**What you should do:** Scan the records for the word "name". Copy each line that includes it.

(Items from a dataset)

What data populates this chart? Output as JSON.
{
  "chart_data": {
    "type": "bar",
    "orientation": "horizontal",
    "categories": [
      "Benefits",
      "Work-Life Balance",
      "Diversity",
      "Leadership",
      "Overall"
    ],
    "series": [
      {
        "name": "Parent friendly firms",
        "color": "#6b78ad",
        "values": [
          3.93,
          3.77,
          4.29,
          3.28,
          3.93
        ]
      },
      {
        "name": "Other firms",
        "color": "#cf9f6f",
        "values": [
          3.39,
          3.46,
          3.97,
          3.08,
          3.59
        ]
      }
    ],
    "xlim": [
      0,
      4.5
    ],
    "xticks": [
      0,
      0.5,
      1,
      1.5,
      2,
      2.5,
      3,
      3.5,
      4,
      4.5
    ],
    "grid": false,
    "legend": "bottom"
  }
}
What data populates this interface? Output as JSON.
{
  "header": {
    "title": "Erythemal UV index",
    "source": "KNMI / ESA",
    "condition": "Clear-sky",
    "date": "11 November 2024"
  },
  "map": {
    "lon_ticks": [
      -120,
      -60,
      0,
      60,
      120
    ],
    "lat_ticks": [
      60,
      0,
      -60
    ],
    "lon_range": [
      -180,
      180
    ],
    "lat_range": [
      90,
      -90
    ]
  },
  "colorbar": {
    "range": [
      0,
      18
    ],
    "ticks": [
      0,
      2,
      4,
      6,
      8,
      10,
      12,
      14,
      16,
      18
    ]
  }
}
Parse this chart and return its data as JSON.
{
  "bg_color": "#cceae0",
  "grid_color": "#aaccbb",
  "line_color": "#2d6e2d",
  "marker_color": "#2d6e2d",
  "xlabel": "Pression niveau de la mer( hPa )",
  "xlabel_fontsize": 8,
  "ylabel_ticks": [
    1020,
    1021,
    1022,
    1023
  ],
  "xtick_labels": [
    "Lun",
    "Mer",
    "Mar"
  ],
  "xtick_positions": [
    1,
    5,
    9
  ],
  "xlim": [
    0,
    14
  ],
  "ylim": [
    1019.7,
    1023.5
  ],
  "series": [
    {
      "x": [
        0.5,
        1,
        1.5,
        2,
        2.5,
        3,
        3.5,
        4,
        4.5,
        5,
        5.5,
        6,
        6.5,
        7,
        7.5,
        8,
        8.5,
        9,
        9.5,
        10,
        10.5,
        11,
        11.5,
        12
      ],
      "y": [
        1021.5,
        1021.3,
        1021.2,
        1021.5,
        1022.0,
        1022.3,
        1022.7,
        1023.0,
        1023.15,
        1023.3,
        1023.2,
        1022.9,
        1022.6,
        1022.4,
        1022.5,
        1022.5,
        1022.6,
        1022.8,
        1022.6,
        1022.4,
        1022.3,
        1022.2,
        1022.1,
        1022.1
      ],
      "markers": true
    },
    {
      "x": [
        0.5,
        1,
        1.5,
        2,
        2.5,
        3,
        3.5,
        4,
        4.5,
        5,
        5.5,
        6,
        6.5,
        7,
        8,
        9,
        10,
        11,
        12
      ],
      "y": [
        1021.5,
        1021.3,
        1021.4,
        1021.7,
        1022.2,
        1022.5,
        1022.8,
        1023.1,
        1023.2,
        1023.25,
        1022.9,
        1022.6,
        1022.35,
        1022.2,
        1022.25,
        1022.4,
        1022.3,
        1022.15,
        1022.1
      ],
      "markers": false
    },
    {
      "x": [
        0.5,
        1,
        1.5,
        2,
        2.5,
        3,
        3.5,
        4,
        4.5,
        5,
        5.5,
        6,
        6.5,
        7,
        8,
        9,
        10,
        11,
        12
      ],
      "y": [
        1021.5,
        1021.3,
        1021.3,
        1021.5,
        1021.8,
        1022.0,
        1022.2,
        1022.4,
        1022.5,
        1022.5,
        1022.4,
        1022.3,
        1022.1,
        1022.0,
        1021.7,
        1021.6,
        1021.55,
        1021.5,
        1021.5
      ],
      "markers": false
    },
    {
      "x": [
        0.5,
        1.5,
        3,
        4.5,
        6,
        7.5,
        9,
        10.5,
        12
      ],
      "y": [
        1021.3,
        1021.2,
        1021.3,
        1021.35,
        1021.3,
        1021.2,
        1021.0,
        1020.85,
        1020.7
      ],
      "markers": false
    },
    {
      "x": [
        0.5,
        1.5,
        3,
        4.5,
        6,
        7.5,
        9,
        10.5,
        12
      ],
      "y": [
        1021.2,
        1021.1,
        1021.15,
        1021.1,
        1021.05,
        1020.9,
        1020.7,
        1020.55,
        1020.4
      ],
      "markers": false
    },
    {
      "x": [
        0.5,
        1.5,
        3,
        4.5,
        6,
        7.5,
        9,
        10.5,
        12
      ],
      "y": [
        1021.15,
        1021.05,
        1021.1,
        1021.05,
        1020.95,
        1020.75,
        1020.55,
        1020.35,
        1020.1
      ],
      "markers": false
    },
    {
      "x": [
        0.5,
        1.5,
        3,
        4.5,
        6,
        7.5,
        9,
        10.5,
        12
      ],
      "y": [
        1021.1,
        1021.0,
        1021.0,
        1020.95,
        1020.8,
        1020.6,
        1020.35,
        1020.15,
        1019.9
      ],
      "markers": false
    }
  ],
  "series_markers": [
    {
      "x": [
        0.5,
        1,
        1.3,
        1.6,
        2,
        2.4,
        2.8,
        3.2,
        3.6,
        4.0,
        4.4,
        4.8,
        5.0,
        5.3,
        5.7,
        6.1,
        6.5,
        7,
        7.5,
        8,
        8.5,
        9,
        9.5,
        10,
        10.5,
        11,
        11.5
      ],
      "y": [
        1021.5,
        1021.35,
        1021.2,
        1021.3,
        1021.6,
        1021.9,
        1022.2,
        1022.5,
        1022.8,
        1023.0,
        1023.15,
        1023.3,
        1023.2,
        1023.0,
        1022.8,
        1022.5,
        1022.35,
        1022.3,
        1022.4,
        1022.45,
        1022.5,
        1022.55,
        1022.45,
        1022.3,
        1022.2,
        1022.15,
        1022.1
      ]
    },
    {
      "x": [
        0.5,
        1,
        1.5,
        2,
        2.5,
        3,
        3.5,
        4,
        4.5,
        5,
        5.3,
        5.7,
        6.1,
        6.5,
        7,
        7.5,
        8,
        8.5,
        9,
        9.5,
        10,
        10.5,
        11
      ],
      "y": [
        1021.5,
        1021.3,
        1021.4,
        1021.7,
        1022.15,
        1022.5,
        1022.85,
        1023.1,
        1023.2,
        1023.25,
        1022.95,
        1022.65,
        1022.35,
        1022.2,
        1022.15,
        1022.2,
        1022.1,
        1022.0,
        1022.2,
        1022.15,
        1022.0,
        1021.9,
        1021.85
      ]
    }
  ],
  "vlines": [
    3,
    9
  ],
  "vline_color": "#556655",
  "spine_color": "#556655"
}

**Solution to the exercise:**
        "name": "Parent friendly firms",
        "name": "Other firms",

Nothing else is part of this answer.